# Written request:
Set down all of the data that follows word for word, without the images.

# Data provided:

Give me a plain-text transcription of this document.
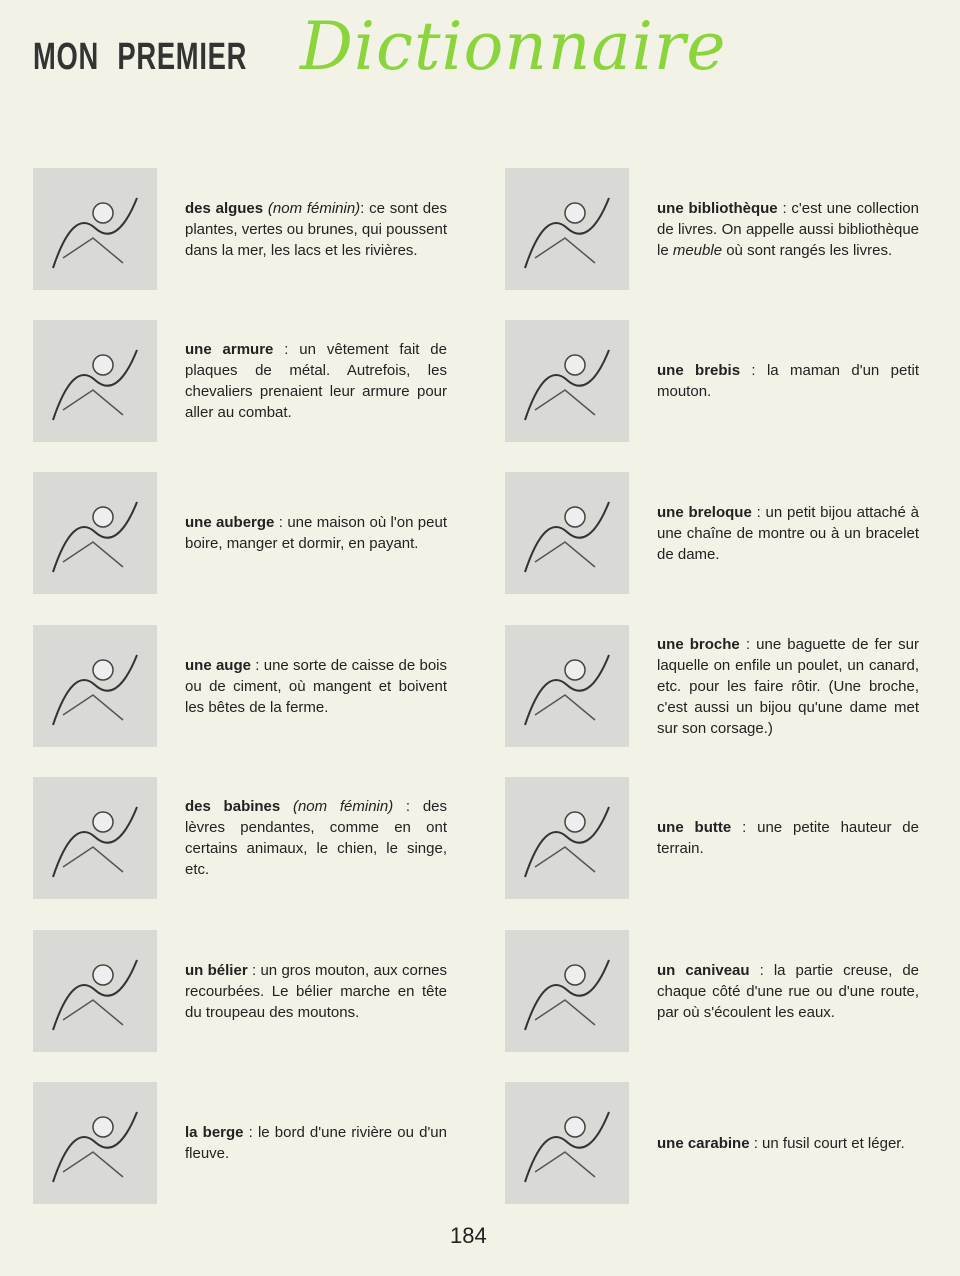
MON PREMIER Dictionnaire

des algues (nom féminin): ce sont des plantes, vertes ou brunes, qui poussent dans la mer, les lacs et les rivières.

une armure : un vêtement fait de plaques de métal. Autrefois, les chevaliers prenaient leur armure pour aller au combat.

une auberge : une maison où l'on peut boire, manger et dormir, en payant.

une auge : une sorte de caisse de bois ou de ciment, où mangent et boivent les bêtes de la ferme.

des babines (nom féminin) : des lèvres pendantes, comme en ont certains animaux, le chien, le singe, etc.

un bélier : un gros mouton, aux cornes recourbées. Le bélier marche en tête du troupeau des moutons.

la berge : le bord d'une rivière ou d'un fleuve.

une bibliothèque : c'est une collection de livres. On appelle aussi bibliothèque le meuble où sont rangés les livres.

une brebis : la maman d'un petit mouton.

une breloque : un petit bijou attaché à une chaîne de montre ou à un bracelet de dame.

une broche : une baguette de fer sur laquelle on enfile un poulet, un canard, etc. pour les faire rôtir. (Une broche, c'est aussi un bijou qu'une dame met sur son corsage.)

une butte : une petite hauteur de terrain.

un caniveau : la partie creuse, de chaque côté d'une rue ou d'une route, par où s'écoulent les eaux.

une carabine : un fusil court et léger.

184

# Result of this task:
Give me a plain-text transcription of this document.
MON PREMIER Dictionnaire

des algues (nom féminin): ce sont des plantes, vertes ou brunes, qui poussent dans la mer, les lacs et les rivières.

une armure : un vêtement fait de plaques de métal. Autrefois, les chevaliers prenaient leur armure pour aller au combat.

une auberge : une maison où l'on peut boire, manger et dormir, en payant.

une auge : une sorte de caisse de bois ou de ciment, où mangent et boivent les bêtes de la ferme.

des babines (nom féminin) : des lèvres pendantes, comme en ont certains animaux, le chien, le singe, etc.

un bélier : un gros mouton, aux cornes recourbées. Le bélier marche en tête du troupeau des moutons.

la berge : le bord d'une rivière ou d'un fleuve.

une bibliothèque : c'est une collection de livres. On appelle aussi bibliothèque le meuble où sont rangés les livres.

une brebis : la maman d'un petit mouton.

une breloque : un petit bijou attaché à une chaîne de montre ou à un bracelet de dame.

une broche : une baguette de fer sur laquelle on enfile un poulet, un canard, etc. pour les faire rôtir. (Une broche, c'est aussi un bijou qu'une dame met sur son corsage.)

une butte : une petite hauteur de terrain.

un caniveau : la partie creuse, de chaque côté d'une rue ou d'une route, par où s'écoulent les eaux.

une carabine : un fusil court et léger.

184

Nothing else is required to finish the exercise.